↓↓↓
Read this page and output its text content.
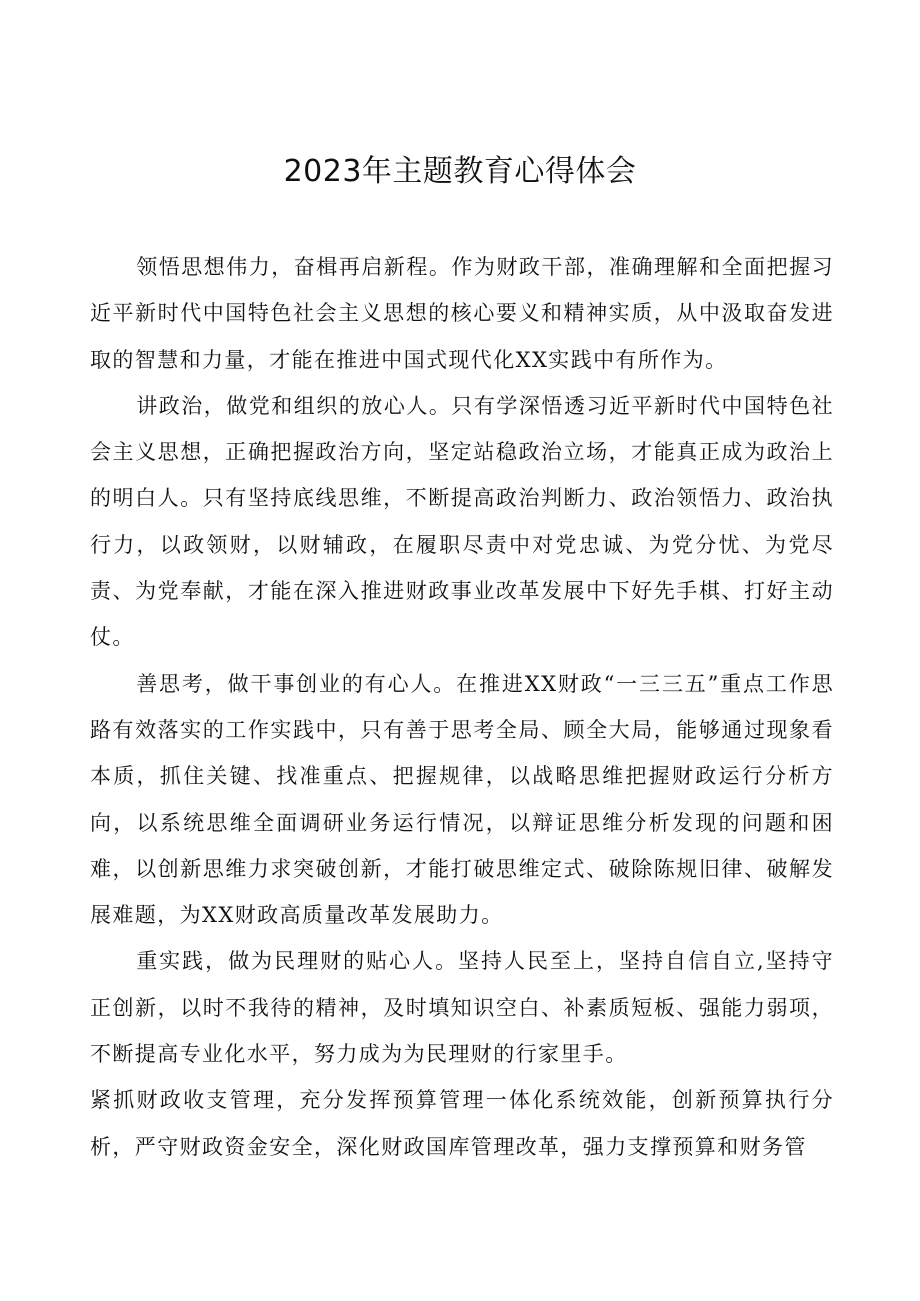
2023年主题教育心得体会

领悟思想伟力，奋楫再启新程。作为财政干部，准确理解和全面把握习近平新时代中国特色社会主义思想的核心要义和精神实质，从中汲取奋发进取的智慧和力量，才能在推进中国式现代化XX实践中有所作为。

讲政治，做党和组织的放心人。只有学深悟透习近平新时代中国特色社会主义思想，正确把握政治方向，坚定站稳政治立场，才能真正成为政治上的明白人。只有坚持底线思维，不断提高政治判断力、政治领悟力、政治执行力，以政领财，以财辅政，在履职尽责中对党忠诚、为党分忧、为党尽责、为党奉献，才能在深入推进财政事业改革发展中下好先手棋、打好主动仗。

善思考，做干事创业的有心人。在推进XX财政“一三三五”重点工作思路有效落实的工作实践中，只有善于思考全局、顾全大局，能够通过现象看本质，抓住关键、找准重点、把握规律，以战略思维把握财政运行分析方向，以系统思维全面调研业务运行情况，以辩证思维分析发现的问题和困难，以创新思维力求突破创新，才能打破思维定式、破除陈规旧律、破解发展难题，为XX财政高质量改革发展助力。

重实践，做为民理财的贴心人。坚持人民至上，坚持自信自立,坚持守正创新，以时不我待的精神，及时填知识空白、补素质短板、强能力弱项，不断提高专业化水平，努力成为为民理财的行家里手。

紧抓财政收支管理，充分发挥预算管理一体化系统效能，创新预算执行分析，严守财政资金安全，深化财政国库管理改革，强力支撑预算和财务管
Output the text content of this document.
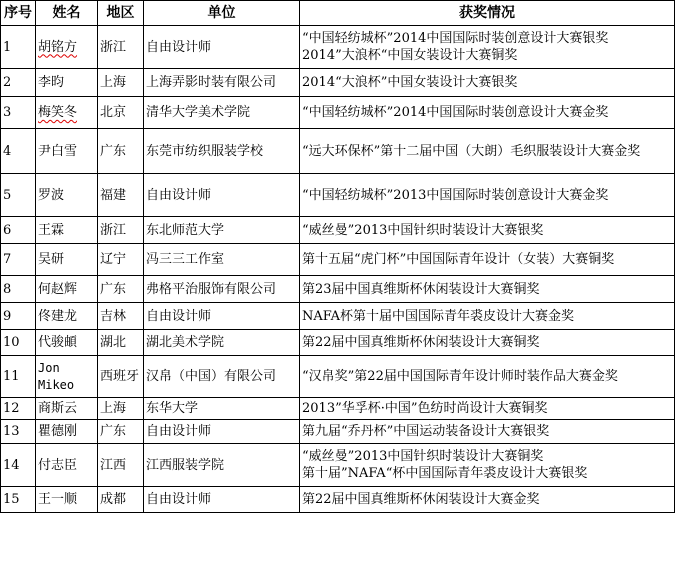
序号	姓名	地区	单位	获奖情况
1	胡铭方	浙江	自由设计师	“中国轻纺城杯”2014中国国际时装创意设计大赛银奖
2014”大浪杯“中国女装设计大赛铜奖

2	李昀	上海	上海弄影时装有限公司	2014“大浪杯”中国女装设计大赛银奖

3	梅笑冬	北京	清华大学美术学院	“中国轻纺城杯”2014中国国际时装创意设计大赛金奖

4	尹白雪	广东	东莞市纺织服装学校	“远大环保杯”第十二届中国（大朗）毛织服装设计大赛金奖

5	罗波	福建	自由设计师	“中国轻纺城杯”2013中国国际时装创意设计大赛金奖

6	王霖	浙江	东北师范大学	“威丝曼”2013中国针织时装设计大赛银奖

7	吴研	辽宁	冯三三工作室	第十五届“虎门杯”中国国际青年设计（女装）大赛铜奖

8	何赵辉	广东	弗格平治服饰有限公司	第23届中国真维斯杯休闲装设计大赛铜奖

9	佟建龙	吉林	自由设计师	NAFA杯第十届中国国际青年裘皮设计大赛金奖

10	代骏頔	湖北	湖北美术学院	第22届中国真维斯杯休闲装设计大赛铜奖

11	Jon Mikeo	西班牙	汉帛（中国）有限公司	“汉帛奖”第22届中国国际青年设计师时装作品大赛金奖

12	商斯云	上海	东华大学	2013”华孚杯·中国”色纺时尚设计大赛铜奖

13	瞿德刚	广东	自由设计师	第九届“乔丹杯”中国运动装备设计大赛银奖

14	付志臣	江西	江西服装学院	“威丝曼”2013中国针织时装设计大赛铜奖
第十届”NAFA“杯中国国际青年裘皮设计大赛银奖

15	王一顺	成都	自由设计师	第22届中国真维斯杯休闲装设计大赛金奖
↑↑↑
▶ [GIVEN PROBLEM]:
Give the number of lines in the entries that hold the word "content", and nothing else.

▶ [SOLUTION]:
2